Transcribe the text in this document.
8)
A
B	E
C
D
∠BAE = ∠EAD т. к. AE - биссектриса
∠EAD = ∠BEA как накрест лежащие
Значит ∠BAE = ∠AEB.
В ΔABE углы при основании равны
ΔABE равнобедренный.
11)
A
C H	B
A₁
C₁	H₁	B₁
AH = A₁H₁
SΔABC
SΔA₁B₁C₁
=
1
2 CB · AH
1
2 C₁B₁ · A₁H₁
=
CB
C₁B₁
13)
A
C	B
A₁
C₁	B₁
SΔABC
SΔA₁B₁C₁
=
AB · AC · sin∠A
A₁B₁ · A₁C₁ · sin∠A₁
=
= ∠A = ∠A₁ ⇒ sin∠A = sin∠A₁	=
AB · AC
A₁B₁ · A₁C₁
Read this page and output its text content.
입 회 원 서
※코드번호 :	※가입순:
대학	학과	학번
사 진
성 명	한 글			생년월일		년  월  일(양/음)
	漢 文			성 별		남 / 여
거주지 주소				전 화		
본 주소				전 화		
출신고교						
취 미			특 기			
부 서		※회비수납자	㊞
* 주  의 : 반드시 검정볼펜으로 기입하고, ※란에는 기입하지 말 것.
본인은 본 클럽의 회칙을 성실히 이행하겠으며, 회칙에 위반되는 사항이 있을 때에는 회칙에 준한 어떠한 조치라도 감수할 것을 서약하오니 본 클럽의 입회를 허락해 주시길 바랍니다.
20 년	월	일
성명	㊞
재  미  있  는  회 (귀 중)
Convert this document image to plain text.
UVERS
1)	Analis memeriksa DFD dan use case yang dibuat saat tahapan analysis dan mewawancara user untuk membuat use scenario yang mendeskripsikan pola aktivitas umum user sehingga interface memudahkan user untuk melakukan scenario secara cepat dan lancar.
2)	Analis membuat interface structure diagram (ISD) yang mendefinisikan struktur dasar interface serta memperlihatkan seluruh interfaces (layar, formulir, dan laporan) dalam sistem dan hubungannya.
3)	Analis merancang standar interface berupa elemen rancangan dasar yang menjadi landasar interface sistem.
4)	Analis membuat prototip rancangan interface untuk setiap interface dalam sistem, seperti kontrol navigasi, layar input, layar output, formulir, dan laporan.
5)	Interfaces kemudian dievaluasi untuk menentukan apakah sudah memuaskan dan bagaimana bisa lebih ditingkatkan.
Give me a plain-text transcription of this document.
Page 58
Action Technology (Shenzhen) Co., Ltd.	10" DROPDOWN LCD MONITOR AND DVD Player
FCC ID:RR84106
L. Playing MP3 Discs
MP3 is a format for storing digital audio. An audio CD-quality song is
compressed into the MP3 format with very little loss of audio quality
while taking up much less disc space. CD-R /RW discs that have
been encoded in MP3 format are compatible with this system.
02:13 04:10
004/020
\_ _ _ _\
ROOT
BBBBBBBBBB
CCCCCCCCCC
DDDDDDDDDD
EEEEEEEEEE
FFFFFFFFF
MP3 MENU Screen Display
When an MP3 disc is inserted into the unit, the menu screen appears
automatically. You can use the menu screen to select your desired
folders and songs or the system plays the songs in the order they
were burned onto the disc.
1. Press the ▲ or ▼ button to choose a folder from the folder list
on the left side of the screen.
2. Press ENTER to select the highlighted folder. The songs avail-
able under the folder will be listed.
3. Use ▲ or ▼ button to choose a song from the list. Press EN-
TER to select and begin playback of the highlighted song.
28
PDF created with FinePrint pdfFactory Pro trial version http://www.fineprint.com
-------------------------
TASK TO CARRY OUT
Among the records above, find each line holding the string "rancangan" and pull it out.

EXERCISE SOLUTION
3)	Analis merancang standar interface berupa elemen rancangan dasar yang menjadi landasar interface sistem.
4)	Analis membuat prototip rancangan interface untuk setiap interface dalam sistem, seperti kontrol navigasi, layar input, layar output, formulir, dan laporan.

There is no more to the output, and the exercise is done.